"""

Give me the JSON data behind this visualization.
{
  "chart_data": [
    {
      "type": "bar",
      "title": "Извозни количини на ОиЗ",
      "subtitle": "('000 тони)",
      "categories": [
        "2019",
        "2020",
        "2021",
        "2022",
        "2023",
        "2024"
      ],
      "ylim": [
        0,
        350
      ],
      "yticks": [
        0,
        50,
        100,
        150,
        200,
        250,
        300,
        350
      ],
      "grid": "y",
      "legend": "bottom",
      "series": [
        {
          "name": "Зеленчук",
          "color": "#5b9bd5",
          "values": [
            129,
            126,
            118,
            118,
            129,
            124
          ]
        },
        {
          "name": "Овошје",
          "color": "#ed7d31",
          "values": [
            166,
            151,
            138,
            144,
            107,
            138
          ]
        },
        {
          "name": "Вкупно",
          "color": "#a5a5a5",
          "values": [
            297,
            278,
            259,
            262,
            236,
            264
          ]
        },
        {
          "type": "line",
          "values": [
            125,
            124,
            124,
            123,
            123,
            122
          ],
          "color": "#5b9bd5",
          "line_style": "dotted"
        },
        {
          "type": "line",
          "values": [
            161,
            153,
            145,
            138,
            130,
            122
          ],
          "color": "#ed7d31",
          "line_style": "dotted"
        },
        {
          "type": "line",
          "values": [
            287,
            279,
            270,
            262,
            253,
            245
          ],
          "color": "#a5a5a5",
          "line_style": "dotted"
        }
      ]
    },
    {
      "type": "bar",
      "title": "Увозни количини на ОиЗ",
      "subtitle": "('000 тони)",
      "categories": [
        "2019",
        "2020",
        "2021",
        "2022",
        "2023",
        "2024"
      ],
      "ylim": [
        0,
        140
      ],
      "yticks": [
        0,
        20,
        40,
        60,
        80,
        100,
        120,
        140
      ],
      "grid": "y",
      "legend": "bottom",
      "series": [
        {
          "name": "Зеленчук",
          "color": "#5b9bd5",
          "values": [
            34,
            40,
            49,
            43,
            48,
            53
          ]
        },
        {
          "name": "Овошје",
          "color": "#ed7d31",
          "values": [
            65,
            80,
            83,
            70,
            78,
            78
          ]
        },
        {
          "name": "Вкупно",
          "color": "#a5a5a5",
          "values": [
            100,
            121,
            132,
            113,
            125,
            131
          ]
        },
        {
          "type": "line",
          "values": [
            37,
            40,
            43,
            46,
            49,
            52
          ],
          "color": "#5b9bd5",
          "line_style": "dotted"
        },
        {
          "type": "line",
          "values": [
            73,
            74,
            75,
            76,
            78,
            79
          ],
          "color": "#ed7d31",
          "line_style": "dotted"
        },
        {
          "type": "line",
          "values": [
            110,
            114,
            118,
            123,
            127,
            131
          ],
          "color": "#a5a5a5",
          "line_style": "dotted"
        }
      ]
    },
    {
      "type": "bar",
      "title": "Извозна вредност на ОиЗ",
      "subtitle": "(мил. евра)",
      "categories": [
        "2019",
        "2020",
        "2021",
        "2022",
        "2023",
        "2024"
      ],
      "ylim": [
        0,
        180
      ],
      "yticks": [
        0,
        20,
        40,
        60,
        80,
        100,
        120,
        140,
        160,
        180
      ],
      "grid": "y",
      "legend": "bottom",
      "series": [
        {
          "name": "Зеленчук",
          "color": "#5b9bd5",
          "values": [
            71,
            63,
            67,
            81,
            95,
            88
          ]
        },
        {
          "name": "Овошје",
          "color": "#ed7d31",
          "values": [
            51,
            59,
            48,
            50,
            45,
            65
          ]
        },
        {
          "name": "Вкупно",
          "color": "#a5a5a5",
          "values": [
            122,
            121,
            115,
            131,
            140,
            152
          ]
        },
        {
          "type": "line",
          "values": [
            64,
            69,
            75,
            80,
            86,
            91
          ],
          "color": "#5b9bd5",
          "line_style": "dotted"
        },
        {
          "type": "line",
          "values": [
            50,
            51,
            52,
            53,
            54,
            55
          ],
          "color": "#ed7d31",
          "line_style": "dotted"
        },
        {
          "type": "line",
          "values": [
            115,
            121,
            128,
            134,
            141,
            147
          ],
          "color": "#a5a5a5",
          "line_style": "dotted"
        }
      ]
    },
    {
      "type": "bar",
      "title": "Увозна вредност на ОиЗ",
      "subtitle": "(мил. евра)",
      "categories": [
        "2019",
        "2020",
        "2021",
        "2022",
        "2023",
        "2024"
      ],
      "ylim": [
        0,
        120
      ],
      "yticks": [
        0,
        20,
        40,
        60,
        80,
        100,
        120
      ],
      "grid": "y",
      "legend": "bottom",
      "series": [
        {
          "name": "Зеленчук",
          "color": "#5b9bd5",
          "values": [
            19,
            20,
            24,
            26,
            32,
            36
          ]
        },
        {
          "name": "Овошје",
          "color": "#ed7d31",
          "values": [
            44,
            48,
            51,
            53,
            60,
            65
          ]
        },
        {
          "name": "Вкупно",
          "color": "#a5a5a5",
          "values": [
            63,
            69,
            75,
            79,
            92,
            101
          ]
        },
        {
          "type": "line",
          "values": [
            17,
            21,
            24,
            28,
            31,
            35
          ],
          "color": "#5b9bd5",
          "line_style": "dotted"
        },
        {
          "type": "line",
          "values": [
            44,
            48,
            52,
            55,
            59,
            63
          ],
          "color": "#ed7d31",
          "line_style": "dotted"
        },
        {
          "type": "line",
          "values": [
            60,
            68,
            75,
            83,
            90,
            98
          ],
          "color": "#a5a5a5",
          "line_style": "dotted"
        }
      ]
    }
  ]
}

"""

### TASK DIRECTIONS:
Output a single number: how many lines contain the word "вредност".

### COMPLETED TASK:
2